◆ **Task details**:
The records that follow need to be output exactly as they are.

◆ **Task material**:
-- Begin --

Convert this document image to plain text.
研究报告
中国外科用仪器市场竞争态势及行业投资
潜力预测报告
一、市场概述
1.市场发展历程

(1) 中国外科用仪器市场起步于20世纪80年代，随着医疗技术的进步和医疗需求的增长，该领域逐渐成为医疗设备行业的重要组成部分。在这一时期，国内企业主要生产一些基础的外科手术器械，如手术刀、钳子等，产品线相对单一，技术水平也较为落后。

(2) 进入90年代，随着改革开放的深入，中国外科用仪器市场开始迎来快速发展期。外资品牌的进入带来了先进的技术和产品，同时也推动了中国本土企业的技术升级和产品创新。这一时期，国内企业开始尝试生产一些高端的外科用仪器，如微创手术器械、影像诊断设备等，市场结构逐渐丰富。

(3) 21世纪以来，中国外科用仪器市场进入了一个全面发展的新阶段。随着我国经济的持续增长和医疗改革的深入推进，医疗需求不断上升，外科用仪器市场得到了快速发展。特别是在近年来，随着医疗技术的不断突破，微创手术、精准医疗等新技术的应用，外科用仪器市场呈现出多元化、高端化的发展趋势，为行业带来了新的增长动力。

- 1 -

-- End --

◆ **Answer below**:
Convert this document image to plain text.
研究报告
中国外科用仪器市场竞争态势及行业投资
潜力预测报告
一、市场概述
1.市场发展历程

(1) 中国外科用仪器市场起步于20世纪80年代，随着医疗技术的进步和医疗需求的增长，该领域逐渐成为医疗设备行业的重要组成部分。在这一时期，国内企业主要生产一些基础的外科手术器械，如手术刀、钳子等，产品线相对单一，技术水平也较为落后。

(2) 进入90年代，随着改革开放的深入，中国外科用仪器市场开始迎来快速发展期。外资品牌的进入带来了先进的技术和产品，同时也推动了中国本土企业的技术升级和产品创新。这一时期，国内企业开始尝试生产一些高端的外科用仪器，如微创手术器械、影像诊断设备等，市场结构逐渐丰富。

(3) 21世纪以来，中国外科用仪器市场进入了一个全面发展的新阶段。随着我国经济的持续增长和医疗改革的深入推进，医疗需求不断上升，外科用仪器市场得到了快速发展。特别是在近年来，随着医疗技术的不断突破，微创手术、精准医疗等新技术的应用，外科用仪器市场呈现出多元化、高端化的发展趋势，为行业带来了新的增长动力。

- 1 -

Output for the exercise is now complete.